**Alıştırma görevleri:**
1. Babalar Günü yazısındaki "Bugün ‘Babalar Günü’ imiş." cümlesini İngilizceye çevirin.
2. Babalar Günü yazısında "BABALAR GÜNÜNDE BİR" ile "sürdürülebilir çizgiye taşırsın." arasındaki bölümü, iki uç da dahil, hiçbir değişiklik yapmadan yazın.
3. Babalar Günü yazısında 27 Mayıs hangi gün olarak anılıyor?

BABALAR GÜNÜNDE BİR BABA
17 Haziran 2012
Böylesi özel günlerin kapitalizmin ‘tüketim toplumunu kamçılayan’ özel günleri olduğunu vurgularız zaman-zaman. Doğrudur, fakat eksiktir. Bana göre dünya’da kutlanması gereken üç özel gün vardır; 1- Anneler Günü, 2- Babalar gün ve 3- Vatanın kurtuluş günü. Bunun dışında gün tanımam arkadaş.
Fakat, her üç günü de örselediler, özellikle Vatanın Kurtuluş Günleri olan ulusal günleri, 27 Mayıs Hürriyet gününü, ardından 19 Mayıs ve 23 Nisan günlerini…
Bugün ‘Babalar Günü’ imiş. Analar derken, kendi günümüz Babalar gününü unuttuk. Hiç önemli değil, önemli olan babalığı unutmamak, kendini unutmamak, kimliğini, kişiliğini, onurunu, erdemini, yoksulunu ille de anaları unutmamak, bunları anımsadığın noktada, insan olduğunu unutmaz, insanlığını sürdürülebilir çizgiye taşırsın.

**Veri kayıtları:**

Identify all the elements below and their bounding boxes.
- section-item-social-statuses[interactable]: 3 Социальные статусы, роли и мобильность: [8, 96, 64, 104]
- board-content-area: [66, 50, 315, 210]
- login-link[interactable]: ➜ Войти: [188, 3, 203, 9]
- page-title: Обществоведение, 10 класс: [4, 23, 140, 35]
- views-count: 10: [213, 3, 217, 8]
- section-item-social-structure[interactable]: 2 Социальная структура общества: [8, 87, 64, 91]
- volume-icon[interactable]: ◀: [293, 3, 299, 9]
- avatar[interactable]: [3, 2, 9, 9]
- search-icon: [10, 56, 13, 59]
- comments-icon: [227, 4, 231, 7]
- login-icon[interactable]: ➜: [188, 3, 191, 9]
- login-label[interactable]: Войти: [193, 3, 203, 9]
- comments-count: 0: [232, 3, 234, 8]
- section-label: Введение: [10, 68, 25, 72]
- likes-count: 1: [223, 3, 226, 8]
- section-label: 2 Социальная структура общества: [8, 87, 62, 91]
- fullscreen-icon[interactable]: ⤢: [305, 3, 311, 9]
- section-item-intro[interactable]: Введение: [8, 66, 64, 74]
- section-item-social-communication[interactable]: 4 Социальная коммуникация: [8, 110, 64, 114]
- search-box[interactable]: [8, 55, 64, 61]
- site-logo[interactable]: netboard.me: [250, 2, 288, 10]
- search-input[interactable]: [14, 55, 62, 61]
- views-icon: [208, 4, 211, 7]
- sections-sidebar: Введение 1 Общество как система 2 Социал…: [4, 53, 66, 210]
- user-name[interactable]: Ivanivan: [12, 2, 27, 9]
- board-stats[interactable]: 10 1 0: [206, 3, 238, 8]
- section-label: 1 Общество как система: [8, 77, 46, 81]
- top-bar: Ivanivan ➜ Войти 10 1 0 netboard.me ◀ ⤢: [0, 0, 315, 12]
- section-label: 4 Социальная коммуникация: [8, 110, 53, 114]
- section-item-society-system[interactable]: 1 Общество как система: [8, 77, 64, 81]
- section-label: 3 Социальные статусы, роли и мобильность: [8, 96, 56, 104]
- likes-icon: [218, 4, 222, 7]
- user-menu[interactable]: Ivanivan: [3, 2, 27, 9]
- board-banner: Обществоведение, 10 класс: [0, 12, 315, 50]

**Alıştırma yanıtları:**
1. Apparently today is 'Father's Day'.

2.
BABALAR GÜNÜNDE BİR BABA
17 Haziran 2012
Böylesi özel günlerin kapitalizmin ‘tüketim toplumunu kamçılayan’ özel günleri olduğunu vurgularız zaman-zaman. Doğrudur, fakat eksiktir. Bana göre dünya’da kutlanması gereken üç özel gün vardır; 1- Anneler Günü, 2- Babalar gün ve 3- Vatanın kurtuluş günü. Bunun dışında gün tanımam arkadaş.
Fakat, her üç günü de örselediler, özellikle Vatanın Kurtuluş Günleri olan ulusal günleri, 27 Mayıs Hürriyet gününü, ardından 19 Mayıs ve 23 Nisan günlerini…
Bugün ‘Babalar Günü’ imiş. Analar derken, kendi günümüz Babalar gününü unuttuk. Hiç önemli değil, önemli olan babalığı unutmamak, kendini unutmamak, kimliğini, kişiliğini, onurunu, erdemini, yoksulunu ille de anaları unutmamak, bunları anımsadığın noktada, insan olduğunu unutmaz, insanlığını sürdürülebilir çizgiye taşırsın.

3. Hürriyet günü olarak.